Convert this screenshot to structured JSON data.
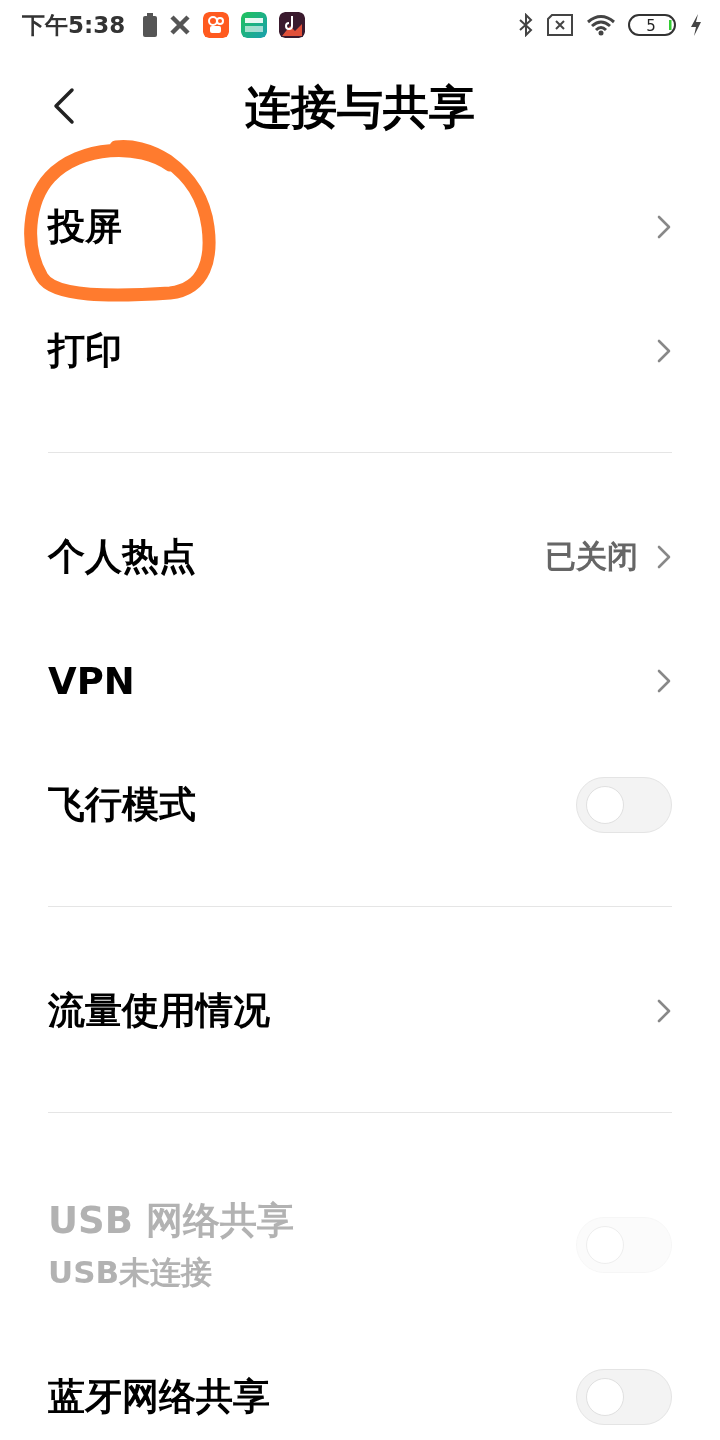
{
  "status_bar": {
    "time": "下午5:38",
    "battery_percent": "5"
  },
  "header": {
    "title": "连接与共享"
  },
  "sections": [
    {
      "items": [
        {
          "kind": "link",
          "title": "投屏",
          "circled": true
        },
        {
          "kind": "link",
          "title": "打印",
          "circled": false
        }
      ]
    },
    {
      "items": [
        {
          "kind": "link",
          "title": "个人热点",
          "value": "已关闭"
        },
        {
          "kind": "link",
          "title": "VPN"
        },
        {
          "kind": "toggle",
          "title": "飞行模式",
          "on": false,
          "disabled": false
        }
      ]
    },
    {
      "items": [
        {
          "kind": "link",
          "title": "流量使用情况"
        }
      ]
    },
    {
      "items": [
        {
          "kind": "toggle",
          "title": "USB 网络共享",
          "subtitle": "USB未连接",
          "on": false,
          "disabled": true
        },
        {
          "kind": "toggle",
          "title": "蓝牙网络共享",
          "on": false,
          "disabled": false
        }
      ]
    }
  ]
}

+===+

Exercise task: With the pictures omitted, reproduce the records in full and exactly.

Task answer:
Convert this screenshot to structured JSON data.
{
  "status_bar": {
    "time": "下午5:38",
    "battery_percent": "5"
  },
  "header": {
    "title": "连接与共享"
  },
  "sections": [
    {
      "items": [
        {
          "kind": "link",
          "title": "投屏",
          "circled": true
        },
        {
          "kind": "link",
          "title": "打印",
          "circled": false
        }
      ]
    },
    {
      "items": [
        {
          "kind": "link",
          "title": "个人热点",
          "value": "已关闭"
        },
        {
          "kind": "link",
          "title": "VPN"
        },
        {
          "kind": "toggle",
          "title": "飞行模式",
          "on": false,
          "disabled": false
        }
      ]
    },
    {
      "items": [
        {
          "kind": "link",
          "title": "流量使用情况"
        }
      ]
    },
    {
      "items": [
        {
          "kind": "toggle",
          "title": "USB 网络共享",
          "subtitle": "USB未连接",
          "on": false,
          "disabled": true
        },
        {
          "kind": "toggle",
          "title": "蓝牙网络共享",
          "on": false,
          "disabled": false
        }
      ]
    }
  ]
}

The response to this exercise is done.